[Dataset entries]
———

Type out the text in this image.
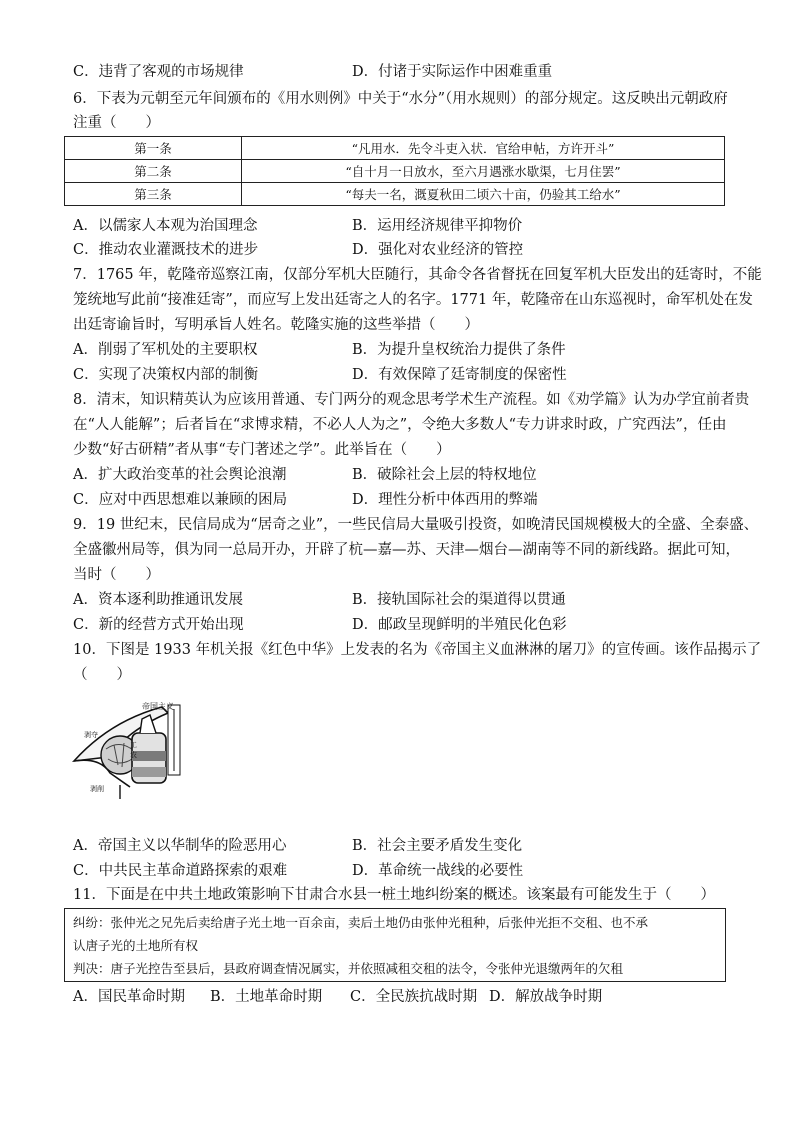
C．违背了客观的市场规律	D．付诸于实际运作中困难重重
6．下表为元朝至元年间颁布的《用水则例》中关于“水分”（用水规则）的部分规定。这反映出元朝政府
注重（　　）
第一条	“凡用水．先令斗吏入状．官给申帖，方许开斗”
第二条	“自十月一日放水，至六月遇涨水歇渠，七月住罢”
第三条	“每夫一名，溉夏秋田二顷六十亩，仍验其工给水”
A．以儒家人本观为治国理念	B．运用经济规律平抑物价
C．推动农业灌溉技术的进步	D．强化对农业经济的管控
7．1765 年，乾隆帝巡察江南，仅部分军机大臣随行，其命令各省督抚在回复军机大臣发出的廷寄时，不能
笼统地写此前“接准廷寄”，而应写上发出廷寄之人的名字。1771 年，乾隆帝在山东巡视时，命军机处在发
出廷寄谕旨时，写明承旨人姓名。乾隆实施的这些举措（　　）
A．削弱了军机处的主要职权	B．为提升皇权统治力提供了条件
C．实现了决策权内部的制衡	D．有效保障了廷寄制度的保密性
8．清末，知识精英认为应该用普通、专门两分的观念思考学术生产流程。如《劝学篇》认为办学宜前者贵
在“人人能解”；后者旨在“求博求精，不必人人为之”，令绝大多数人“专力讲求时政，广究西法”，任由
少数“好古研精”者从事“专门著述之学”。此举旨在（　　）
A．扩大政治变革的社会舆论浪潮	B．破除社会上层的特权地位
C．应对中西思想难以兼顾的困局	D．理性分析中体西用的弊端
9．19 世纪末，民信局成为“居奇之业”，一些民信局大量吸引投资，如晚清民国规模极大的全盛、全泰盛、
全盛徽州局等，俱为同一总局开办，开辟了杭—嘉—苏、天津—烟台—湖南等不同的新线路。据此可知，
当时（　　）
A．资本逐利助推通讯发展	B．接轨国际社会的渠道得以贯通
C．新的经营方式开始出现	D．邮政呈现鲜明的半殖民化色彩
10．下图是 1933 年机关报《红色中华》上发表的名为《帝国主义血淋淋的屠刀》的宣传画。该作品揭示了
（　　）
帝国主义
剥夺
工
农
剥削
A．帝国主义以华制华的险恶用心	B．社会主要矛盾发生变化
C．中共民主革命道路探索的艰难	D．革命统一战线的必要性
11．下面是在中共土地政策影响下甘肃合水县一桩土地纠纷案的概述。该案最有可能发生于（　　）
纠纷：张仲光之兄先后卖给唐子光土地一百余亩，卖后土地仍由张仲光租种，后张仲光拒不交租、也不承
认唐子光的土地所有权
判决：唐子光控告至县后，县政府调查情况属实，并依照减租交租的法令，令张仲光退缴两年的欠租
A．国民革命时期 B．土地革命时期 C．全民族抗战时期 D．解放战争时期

———

**TASK TO COMPLETE:**
Without the pictures, print the whole listing exactly as given.

**OUTPUT FOR THIS EXERCISE:**
Type out the text in this image.
C．违背了客观的市场规律	D．付诸于实际运作中困难重重
6．下表为元朝至元年间颁布的《用水则例》中关于“水分”（用水规则）的部分规定。这反映出元朝政府
注重（　　）
第一条	“凡用水．先令斗吏入状．官给申帖，方许开斗”
第二条	“自十月一日放水，至六月遇涨水歇渠，七月住罢”
第三条	“每夫一名，溉夏秋田二顷六十亩，仍验其工给水”
A．以儒家人本观为治国理念	B．运用经济规律平抑物价
C．推动农业灌溉技术的进步	D．强化对农业经济的管控
7．1765 年，乾隆帝巡察江南，仅部分军机大臣随行，其命令各省督抚在回复军机大臣发出的廷寄时，不能
笼统地写此前“接准廷寄”，而应写上发出廷寄之人的名字。1771 年，乾隆帝在山东巡视时，命军机处在发
出廷寄谕旨时，写明承旨人姓名。乾隆实施的这些举措（　　）
A．削弱了军机处的主要职权	B．为提升皇权统治力提供了条件
C．实现了决策权内部的制衡	D．有效保障了廷寄制度的保密性
8．清末，知识精英认为应该用普通、专门两分的观念思考学术生产流程。如《劝学篇》认为办学宜前者贵
在“人人能解”；后者旨在“求博求精，不必人人为之”，令绝大多数人“专力讲求时政，广究西法”，任由
少数“好古研精”者从事“专门著述之学”。此举旨在（　　）
A．扩大政治变革的社会舆论浪潮	B．破除社会上层的特权地位
C．应对中西思想难以兼顾的困局	D．理性分析中体西用的弊端
9．19 世纪末，民信局成为“居奇之业”，一些民信局大量吸引投资，如晚清民国规模极大的全盛、全泰盛、
全盛徽州局等，俱为同一总局开办，开辟了杭—嘉—苏、天津—烟台—湖南等不同的新线路。据此可知，
当时（　　）
A．资本逐利助推通讯发展	B．接轨国际社会的渠道得以贯通
C．新的经营方式开始出现	D．邮政呈现鲜明的半殖民化色彩
10．下图是 1933 年机关报《红色中华》上发表的名为《帝国主义血淋淋的屠刀》的宣传画。该作品揭示了
（　　）
帝国主义
剥夺
工
农
剥削
A．帝国主义以华制华的险恶用心	B．社会主要矛盾发生变化
C．中共民主革命道路探索的艰难	D．革命统一战线的必要性
11．下面是在中共土地政策影响下甘肃合水县一桩土地纠纷案的概述。该案最有可能发生于（　　）
纠纷：张仲光之兄先后卖给唐子光土地一百余亩，卖后土地仍由张仲光租种，后张仲光拒不交租、也不承
认唐子光的土地所有权
判决：唐子光控告至县后，县政府调查情况属实，并依照减租交租的法令，令张仲光退缴两年的欠租
A．国民革命时期 B．土地革命时期 C．全民族抗战时期 D．解放战争时期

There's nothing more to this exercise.